>>>

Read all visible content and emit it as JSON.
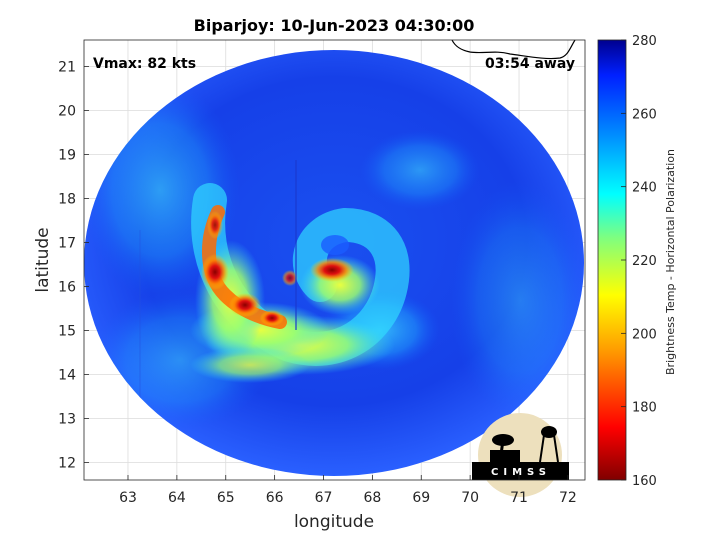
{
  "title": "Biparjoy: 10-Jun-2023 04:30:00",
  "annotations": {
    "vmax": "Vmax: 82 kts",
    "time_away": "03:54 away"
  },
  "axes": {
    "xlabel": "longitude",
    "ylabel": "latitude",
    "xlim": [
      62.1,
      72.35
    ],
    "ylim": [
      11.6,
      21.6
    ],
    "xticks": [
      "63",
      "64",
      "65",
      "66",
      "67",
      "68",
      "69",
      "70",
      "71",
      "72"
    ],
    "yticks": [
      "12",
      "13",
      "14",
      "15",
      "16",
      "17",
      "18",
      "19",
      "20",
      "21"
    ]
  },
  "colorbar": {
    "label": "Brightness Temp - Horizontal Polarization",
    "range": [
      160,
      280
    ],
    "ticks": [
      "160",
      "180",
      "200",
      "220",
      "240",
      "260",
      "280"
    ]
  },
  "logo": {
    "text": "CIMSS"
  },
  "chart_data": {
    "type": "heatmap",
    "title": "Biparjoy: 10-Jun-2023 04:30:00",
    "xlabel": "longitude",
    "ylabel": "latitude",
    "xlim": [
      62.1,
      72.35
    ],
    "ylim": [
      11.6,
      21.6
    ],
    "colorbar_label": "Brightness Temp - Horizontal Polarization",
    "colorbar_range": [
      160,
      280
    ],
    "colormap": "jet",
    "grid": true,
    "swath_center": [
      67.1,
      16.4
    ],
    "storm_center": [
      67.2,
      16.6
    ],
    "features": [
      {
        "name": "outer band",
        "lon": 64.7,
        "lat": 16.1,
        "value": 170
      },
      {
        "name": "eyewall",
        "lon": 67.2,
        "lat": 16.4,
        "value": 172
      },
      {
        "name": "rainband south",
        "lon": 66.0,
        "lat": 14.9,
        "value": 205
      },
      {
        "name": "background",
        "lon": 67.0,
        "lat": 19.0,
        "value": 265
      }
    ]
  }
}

<<<
>>>

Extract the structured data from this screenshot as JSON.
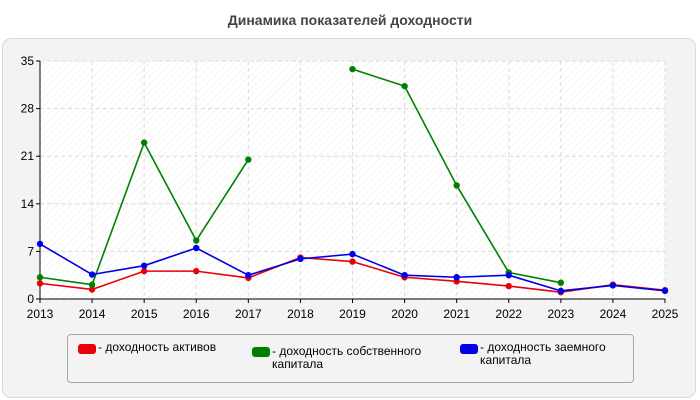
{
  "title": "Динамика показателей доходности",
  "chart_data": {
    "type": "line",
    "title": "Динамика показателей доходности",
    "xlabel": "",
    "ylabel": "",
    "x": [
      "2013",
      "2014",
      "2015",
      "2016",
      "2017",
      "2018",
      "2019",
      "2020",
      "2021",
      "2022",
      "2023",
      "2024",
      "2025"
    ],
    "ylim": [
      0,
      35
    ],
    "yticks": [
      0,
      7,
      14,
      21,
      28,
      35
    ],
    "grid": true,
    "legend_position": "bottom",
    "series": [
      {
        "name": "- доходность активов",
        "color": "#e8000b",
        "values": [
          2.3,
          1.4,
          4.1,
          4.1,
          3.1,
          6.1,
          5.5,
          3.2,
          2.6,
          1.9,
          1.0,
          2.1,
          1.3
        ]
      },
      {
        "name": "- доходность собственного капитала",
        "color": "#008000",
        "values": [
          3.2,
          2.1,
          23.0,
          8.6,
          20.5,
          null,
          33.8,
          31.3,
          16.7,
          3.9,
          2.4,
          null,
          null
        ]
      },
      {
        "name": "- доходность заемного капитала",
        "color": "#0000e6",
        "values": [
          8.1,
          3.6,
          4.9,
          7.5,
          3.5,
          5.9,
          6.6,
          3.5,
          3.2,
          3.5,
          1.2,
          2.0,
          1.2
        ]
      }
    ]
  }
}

<<<
>>>

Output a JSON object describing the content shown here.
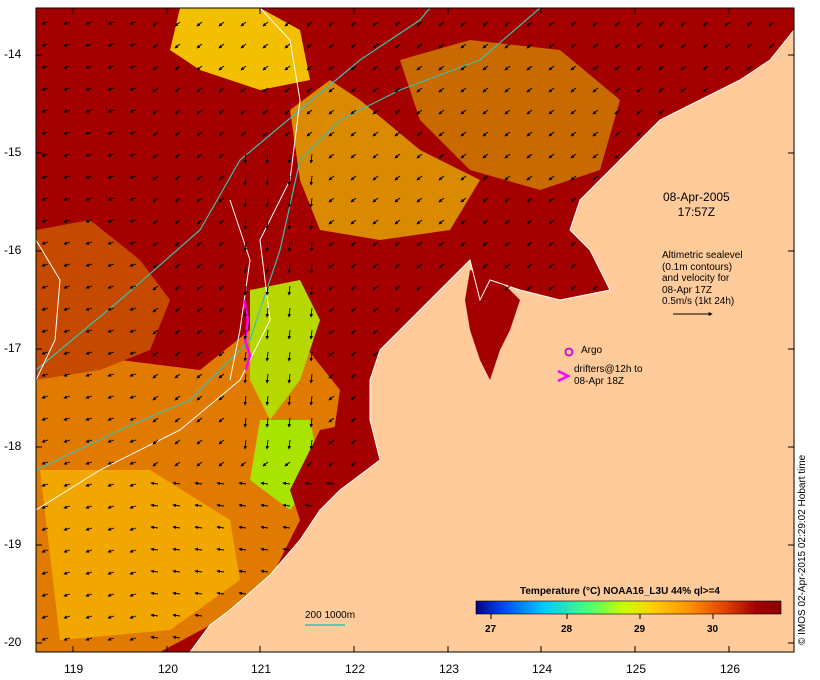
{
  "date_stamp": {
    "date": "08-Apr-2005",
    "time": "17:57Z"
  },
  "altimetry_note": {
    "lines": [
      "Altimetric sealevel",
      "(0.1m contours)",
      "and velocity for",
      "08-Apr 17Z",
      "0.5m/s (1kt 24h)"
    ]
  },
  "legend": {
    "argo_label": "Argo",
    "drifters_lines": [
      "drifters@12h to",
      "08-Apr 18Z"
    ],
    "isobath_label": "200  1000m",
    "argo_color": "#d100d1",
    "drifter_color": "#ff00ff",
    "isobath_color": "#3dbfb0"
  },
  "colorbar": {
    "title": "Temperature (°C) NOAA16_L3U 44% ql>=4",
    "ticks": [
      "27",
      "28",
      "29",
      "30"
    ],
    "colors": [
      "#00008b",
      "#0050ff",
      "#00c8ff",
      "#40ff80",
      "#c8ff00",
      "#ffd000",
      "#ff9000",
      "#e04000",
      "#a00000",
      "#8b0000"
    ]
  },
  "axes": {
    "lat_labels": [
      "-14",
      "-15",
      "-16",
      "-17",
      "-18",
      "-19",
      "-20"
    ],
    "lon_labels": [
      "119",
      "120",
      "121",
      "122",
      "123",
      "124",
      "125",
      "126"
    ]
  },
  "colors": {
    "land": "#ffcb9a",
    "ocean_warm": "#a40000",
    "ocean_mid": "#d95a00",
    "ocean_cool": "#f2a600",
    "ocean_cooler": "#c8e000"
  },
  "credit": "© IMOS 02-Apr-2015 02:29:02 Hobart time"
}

<<<

> **Requirements**
Copy every line of the listing containing the string "JSON".

> **Correct output**
Read all visible content and emit it as JSON.
Extract the structured data from this screenshot as JSON.
Output a JSON object describing the content shown here.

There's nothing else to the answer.